Your task is to locate every line holding the string "triangle" and to copy each of them.
--- Begin Records shown ---
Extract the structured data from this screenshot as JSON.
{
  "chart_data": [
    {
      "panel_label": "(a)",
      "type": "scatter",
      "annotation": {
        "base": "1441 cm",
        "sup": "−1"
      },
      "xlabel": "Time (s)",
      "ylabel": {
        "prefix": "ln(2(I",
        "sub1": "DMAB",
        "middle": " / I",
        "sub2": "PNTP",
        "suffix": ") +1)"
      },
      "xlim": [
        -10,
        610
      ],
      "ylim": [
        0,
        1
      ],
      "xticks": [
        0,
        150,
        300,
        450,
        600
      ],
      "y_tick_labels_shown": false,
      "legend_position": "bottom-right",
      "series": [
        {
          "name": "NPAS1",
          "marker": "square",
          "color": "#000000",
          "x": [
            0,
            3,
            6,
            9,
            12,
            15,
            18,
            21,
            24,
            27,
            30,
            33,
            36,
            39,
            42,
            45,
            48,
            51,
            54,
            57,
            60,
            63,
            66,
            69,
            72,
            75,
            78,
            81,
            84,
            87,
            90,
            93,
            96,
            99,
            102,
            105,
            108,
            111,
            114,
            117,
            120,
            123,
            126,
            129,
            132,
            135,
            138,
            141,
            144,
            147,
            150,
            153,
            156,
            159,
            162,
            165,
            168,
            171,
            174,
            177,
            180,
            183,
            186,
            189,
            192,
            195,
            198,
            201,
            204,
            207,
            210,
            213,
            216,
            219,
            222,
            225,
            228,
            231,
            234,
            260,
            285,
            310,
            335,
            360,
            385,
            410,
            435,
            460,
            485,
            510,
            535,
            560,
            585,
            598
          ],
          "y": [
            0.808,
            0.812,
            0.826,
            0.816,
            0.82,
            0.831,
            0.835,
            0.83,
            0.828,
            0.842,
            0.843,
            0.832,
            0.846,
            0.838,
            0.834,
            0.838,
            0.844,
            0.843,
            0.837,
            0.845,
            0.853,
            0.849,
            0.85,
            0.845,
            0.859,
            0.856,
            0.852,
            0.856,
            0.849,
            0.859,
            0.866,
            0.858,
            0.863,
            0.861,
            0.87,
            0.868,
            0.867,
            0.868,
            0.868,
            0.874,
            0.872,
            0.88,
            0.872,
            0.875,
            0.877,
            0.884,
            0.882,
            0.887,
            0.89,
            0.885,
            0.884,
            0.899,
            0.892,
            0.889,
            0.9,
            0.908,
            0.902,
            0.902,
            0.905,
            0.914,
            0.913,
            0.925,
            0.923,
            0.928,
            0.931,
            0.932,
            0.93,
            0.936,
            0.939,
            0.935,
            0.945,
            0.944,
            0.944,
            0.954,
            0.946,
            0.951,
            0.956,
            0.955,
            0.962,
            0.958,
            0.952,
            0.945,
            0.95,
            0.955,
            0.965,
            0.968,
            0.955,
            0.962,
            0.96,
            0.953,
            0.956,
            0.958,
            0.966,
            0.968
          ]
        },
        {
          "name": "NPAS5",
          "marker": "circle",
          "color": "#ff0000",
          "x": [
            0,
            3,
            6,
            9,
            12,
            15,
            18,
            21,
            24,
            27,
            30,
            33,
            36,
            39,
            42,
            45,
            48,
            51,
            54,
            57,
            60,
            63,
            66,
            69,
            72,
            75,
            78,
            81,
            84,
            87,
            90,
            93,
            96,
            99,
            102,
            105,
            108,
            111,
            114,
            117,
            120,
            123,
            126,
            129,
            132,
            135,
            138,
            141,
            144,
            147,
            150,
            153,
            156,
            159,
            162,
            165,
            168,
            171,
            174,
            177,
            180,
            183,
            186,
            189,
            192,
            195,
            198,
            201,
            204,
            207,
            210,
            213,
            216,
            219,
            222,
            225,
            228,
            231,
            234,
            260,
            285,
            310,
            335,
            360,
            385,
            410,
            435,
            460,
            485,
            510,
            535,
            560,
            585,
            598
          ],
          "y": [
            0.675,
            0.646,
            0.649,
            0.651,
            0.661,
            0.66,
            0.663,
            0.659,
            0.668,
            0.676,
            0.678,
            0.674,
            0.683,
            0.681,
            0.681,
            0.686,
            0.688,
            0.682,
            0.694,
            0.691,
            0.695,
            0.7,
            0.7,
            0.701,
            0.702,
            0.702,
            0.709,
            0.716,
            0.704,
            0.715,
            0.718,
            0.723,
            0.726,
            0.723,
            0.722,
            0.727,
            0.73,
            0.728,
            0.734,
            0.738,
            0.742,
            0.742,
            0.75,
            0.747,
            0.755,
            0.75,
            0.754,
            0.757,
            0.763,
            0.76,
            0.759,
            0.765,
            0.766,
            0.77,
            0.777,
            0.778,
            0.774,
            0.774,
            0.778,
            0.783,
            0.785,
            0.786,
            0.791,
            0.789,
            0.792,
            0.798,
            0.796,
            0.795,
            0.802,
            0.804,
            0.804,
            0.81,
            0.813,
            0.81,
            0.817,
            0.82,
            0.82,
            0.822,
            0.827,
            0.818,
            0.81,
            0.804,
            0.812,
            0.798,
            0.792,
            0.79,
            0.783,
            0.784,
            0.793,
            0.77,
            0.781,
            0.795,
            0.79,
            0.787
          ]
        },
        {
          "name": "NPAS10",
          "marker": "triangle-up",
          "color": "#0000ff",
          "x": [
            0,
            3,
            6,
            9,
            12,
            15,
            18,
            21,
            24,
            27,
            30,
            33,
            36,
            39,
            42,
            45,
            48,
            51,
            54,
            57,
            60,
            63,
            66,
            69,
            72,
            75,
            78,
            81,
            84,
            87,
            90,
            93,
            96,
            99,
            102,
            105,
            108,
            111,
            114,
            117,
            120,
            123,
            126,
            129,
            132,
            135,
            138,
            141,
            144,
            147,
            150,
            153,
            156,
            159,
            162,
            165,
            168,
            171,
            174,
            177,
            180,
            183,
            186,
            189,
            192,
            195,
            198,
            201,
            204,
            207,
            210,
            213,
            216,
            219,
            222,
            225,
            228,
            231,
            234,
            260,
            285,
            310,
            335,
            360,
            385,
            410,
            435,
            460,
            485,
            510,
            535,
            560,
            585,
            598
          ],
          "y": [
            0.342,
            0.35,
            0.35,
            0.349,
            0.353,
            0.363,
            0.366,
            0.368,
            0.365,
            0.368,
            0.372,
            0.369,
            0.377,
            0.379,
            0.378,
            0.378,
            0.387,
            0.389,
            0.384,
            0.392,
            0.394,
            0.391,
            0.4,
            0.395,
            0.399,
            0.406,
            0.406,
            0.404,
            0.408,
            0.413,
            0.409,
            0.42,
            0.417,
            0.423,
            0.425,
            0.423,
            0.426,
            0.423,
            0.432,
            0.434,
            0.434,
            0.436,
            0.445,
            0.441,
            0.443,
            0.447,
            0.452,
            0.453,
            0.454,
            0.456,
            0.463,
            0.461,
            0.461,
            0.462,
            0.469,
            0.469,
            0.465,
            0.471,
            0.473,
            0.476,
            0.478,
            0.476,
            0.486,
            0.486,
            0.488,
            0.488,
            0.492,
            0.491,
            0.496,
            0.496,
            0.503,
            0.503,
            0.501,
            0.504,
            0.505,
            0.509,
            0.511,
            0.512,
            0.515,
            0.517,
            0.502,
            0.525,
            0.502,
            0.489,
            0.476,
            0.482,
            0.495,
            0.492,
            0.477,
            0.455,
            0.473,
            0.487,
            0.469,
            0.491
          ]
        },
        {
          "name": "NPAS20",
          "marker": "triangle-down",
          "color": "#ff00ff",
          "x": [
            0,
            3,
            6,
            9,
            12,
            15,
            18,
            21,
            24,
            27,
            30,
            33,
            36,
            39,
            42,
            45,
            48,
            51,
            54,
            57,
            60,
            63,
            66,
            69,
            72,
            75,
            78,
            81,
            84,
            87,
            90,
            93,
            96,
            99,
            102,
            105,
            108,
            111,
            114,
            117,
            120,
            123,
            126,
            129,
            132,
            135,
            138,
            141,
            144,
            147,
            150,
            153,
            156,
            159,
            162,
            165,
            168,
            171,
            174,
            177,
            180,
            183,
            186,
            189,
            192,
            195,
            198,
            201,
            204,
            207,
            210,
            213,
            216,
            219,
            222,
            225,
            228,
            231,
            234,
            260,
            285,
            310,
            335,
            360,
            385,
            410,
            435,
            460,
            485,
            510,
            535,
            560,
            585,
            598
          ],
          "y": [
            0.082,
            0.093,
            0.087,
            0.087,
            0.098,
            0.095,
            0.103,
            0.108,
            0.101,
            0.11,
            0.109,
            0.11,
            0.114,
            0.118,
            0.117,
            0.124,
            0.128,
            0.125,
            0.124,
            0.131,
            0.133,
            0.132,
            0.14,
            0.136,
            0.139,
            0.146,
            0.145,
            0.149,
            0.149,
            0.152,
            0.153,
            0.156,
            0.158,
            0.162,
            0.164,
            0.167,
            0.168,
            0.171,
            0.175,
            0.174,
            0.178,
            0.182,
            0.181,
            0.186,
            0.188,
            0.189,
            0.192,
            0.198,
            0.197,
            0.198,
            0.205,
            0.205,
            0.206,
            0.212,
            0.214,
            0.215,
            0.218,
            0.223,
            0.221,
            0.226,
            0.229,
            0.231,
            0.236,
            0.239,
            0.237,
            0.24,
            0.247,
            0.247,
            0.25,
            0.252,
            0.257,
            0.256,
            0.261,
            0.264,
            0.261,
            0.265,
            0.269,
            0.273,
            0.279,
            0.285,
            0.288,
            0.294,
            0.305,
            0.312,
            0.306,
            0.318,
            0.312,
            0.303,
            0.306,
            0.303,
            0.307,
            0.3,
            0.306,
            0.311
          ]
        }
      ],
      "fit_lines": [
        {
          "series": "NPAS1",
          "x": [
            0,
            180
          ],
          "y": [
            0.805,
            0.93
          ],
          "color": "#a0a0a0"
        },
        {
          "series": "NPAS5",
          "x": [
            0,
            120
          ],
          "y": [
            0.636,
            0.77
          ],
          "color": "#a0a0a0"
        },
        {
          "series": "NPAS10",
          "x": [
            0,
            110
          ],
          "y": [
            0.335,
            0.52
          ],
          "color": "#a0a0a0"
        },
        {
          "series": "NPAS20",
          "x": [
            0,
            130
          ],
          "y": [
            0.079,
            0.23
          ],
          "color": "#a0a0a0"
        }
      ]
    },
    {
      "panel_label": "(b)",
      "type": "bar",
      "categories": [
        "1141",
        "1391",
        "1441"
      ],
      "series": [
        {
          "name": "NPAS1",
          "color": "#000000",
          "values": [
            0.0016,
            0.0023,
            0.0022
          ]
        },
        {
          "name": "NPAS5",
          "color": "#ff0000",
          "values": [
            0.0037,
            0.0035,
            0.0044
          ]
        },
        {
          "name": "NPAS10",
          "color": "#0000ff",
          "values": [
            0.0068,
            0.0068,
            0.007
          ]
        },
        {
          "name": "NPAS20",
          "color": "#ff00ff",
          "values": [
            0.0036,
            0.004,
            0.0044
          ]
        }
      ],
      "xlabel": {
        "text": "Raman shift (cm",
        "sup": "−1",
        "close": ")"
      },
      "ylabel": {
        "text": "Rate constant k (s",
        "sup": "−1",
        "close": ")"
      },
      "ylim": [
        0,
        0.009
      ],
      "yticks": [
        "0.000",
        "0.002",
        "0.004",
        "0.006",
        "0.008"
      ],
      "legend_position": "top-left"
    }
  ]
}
--- End Records shown ---
Answer to this task —
          "marker": "triangle-up",
          "marker": "triangle-down",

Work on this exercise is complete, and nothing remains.